Stored data
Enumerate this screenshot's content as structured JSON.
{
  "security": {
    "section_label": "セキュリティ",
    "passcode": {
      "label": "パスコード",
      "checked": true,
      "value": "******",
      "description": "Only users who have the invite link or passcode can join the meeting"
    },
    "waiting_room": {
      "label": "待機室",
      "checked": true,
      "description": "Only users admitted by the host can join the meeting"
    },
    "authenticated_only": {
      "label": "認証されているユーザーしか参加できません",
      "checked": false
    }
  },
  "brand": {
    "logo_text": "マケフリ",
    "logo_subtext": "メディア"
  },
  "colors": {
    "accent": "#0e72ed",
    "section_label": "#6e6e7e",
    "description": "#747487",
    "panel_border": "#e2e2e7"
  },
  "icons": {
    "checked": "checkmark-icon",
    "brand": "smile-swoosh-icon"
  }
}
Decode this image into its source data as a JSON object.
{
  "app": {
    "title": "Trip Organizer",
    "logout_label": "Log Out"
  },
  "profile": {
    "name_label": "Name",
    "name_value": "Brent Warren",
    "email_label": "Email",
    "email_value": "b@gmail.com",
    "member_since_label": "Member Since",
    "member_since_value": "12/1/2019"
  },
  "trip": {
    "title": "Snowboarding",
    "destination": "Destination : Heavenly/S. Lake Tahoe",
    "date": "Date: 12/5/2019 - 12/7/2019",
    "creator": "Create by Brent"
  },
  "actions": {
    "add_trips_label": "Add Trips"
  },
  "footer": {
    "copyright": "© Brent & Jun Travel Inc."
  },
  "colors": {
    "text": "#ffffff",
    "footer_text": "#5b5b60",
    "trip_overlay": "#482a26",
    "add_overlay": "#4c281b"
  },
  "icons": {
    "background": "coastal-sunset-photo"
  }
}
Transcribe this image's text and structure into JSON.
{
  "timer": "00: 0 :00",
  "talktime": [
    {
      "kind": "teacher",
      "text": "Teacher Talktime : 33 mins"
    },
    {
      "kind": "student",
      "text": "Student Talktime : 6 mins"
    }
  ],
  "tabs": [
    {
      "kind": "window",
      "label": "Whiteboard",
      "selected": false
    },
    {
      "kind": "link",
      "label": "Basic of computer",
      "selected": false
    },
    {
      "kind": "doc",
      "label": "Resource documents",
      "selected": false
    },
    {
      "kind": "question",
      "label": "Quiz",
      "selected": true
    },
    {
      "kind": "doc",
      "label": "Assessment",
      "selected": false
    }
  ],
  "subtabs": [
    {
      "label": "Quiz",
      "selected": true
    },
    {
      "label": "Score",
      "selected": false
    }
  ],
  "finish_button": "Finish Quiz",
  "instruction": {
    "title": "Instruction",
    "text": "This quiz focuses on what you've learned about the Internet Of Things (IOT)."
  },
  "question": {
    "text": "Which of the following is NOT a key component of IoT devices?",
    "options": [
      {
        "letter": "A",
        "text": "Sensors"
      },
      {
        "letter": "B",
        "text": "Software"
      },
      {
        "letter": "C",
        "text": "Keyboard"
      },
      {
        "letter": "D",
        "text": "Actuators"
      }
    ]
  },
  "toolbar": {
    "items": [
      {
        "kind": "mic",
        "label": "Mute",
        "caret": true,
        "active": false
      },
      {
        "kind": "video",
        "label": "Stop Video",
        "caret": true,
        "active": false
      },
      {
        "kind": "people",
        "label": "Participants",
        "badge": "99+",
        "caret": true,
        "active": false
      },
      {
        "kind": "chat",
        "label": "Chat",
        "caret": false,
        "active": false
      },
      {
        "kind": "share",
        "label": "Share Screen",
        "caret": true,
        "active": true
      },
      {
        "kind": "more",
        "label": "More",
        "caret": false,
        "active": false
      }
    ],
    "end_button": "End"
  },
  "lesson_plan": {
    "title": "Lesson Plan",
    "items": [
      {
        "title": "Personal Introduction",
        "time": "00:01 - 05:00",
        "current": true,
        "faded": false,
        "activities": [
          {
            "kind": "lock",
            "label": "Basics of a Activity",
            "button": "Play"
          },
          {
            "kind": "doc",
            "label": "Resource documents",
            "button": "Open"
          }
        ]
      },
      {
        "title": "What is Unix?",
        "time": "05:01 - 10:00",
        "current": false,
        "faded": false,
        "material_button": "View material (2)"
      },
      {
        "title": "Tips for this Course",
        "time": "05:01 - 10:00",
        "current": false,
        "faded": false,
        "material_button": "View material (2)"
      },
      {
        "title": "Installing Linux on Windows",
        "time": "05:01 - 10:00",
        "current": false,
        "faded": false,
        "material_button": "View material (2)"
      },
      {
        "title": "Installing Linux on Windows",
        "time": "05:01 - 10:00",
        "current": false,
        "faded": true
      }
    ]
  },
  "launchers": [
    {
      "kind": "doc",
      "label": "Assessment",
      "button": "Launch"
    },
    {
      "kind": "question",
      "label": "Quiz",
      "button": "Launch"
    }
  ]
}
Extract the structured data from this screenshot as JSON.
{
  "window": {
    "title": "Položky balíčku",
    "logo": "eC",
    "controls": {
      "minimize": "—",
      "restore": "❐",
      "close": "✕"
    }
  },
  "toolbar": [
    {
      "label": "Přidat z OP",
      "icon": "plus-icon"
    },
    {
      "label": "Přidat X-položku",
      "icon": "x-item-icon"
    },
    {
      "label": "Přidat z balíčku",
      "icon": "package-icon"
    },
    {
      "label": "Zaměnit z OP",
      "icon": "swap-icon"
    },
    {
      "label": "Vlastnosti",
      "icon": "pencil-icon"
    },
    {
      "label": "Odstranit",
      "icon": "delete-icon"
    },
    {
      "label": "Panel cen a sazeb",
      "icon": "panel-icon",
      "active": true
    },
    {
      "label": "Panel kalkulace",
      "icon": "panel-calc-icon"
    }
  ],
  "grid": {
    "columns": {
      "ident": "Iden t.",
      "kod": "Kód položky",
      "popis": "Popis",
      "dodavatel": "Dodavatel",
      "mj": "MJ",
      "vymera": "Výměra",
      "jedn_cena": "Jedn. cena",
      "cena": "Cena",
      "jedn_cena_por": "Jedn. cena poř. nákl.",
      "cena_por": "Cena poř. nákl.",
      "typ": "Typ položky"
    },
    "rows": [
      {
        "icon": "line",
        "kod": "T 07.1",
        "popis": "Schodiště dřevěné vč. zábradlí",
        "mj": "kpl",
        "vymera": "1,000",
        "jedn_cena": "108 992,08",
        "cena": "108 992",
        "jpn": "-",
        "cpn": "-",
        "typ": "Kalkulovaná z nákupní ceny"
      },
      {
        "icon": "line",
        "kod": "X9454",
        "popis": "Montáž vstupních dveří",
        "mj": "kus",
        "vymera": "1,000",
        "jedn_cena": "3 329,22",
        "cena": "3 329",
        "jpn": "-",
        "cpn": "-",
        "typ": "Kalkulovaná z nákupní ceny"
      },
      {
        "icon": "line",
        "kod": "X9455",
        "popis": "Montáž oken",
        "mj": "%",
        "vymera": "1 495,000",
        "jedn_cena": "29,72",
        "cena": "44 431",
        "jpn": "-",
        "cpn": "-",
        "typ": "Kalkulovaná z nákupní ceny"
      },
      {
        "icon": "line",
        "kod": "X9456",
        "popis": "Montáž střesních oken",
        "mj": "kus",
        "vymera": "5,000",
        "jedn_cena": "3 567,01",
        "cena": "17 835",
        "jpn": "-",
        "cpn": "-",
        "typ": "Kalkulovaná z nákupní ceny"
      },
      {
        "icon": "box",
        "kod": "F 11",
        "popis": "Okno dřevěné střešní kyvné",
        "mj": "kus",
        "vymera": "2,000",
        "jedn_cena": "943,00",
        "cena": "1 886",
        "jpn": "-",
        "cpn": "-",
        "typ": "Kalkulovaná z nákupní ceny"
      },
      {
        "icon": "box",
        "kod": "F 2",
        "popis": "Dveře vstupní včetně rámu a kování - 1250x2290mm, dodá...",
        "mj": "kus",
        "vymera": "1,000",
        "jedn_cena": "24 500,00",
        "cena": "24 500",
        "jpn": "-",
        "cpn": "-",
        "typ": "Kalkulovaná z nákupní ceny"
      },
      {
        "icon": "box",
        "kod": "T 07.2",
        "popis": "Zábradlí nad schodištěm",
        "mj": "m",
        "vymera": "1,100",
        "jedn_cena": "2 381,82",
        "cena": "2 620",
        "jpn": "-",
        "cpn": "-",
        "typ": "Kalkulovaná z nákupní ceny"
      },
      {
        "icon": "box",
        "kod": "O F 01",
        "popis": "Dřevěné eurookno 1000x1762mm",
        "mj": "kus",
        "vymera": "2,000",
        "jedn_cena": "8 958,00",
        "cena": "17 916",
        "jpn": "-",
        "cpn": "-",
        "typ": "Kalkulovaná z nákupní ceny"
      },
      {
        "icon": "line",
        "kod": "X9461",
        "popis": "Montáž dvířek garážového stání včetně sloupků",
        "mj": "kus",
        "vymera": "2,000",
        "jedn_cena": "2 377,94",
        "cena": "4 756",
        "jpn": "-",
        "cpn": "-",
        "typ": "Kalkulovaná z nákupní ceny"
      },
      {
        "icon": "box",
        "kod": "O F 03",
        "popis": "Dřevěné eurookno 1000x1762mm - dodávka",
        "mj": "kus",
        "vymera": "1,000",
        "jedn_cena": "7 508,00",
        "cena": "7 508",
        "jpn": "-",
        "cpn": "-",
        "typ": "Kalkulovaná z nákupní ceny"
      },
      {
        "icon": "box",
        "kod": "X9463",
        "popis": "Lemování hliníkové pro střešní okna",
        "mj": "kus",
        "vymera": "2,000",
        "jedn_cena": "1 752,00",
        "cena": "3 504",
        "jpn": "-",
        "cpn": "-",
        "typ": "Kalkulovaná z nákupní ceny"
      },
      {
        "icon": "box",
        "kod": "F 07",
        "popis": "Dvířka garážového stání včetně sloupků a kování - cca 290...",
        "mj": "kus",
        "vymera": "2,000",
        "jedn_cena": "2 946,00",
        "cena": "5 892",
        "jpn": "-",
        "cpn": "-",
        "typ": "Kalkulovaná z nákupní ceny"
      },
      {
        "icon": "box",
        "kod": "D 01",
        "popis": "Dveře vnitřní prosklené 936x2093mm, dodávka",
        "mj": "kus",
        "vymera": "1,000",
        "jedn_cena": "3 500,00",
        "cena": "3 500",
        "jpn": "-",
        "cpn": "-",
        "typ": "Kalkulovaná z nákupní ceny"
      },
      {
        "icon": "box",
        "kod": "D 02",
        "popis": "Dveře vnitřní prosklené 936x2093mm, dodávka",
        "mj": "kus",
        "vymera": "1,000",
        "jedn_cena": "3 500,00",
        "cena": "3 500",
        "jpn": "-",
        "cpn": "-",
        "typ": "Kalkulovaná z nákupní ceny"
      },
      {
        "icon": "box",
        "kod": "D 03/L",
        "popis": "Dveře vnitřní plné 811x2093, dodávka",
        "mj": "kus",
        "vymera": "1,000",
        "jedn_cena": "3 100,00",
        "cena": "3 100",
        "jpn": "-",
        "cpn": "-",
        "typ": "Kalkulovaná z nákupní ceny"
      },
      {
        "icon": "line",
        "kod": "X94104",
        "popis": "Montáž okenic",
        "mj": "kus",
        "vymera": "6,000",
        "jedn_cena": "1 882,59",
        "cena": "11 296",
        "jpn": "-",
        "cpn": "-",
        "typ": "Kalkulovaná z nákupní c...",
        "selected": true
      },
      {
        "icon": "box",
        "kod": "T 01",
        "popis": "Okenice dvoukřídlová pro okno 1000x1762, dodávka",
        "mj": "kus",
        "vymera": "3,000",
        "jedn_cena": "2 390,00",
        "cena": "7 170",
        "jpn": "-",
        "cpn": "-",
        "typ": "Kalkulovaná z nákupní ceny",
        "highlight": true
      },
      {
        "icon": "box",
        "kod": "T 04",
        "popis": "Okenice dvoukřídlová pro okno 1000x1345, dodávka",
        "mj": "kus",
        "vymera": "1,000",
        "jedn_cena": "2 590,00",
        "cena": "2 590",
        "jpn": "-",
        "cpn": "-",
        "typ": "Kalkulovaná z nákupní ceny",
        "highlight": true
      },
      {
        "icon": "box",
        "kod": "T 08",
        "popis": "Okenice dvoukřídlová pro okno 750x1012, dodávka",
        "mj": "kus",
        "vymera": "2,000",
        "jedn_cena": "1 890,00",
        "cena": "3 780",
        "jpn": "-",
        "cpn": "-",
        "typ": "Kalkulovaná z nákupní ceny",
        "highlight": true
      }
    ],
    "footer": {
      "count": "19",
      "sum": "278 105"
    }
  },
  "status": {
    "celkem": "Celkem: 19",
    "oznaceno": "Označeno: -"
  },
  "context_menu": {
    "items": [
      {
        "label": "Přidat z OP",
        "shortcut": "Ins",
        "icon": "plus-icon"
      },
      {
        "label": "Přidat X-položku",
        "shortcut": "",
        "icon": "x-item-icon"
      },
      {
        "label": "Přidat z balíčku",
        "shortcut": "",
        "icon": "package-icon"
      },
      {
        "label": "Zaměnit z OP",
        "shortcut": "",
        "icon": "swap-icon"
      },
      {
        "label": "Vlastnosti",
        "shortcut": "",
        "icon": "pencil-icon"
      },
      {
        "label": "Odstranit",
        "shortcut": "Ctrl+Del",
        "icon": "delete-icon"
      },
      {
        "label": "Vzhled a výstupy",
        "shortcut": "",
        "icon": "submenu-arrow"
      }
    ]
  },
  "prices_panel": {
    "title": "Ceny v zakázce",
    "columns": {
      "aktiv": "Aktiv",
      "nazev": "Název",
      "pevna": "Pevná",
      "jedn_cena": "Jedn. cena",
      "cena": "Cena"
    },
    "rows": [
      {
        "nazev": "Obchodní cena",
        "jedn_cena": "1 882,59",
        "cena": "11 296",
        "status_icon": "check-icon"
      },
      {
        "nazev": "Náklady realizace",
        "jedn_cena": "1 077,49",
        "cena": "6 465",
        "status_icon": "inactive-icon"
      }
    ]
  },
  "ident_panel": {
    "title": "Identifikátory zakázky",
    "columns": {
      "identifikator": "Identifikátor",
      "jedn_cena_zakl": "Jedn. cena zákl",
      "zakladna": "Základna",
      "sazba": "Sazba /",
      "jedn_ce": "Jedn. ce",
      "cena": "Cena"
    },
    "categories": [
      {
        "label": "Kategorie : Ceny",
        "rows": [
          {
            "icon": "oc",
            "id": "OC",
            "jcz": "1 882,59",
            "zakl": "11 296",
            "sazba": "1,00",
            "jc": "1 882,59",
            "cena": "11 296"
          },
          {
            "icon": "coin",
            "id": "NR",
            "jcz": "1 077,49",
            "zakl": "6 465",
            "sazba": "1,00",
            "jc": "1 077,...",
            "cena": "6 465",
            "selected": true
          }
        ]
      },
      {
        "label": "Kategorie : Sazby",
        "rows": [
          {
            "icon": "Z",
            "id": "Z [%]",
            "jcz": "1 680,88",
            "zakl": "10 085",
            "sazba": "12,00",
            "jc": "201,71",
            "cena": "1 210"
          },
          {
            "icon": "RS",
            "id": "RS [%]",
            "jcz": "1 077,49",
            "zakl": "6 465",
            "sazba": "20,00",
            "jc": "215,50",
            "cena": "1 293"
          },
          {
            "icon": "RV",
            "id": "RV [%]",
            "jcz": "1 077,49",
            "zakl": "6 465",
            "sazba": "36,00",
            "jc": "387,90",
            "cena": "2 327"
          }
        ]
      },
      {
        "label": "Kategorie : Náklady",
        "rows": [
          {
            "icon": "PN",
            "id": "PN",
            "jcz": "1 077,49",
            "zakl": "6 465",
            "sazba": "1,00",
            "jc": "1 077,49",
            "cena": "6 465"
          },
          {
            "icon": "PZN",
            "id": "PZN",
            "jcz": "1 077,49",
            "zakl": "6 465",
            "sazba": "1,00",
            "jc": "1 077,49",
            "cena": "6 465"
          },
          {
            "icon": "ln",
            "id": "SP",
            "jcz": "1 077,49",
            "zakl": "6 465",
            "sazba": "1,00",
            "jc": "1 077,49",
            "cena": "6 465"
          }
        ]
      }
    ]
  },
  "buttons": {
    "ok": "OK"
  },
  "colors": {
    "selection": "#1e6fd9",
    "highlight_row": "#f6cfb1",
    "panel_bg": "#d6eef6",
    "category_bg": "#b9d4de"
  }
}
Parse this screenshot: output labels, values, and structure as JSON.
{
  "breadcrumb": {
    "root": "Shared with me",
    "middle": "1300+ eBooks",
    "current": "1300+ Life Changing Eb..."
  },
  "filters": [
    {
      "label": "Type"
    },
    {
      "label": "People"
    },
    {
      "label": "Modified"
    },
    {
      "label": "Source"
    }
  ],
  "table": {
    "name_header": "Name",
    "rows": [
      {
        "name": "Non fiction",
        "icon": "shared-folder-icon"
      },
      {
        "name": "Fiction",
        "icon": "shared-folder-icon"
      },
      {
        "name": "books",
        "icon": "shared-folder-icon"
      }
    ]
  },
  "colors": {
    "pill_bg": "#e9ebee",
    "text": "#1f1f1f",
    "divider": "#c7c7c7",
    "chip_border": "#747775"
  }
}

■ What needs to be done ■
Please list every line of the records that contains "sloupků".

■ Task response ■
        "popis": "Montáž dvířek garážového stání včetně sloupků",
        "popis": "Dvířka garážového stání včetně sloupků a kování - cca 290...",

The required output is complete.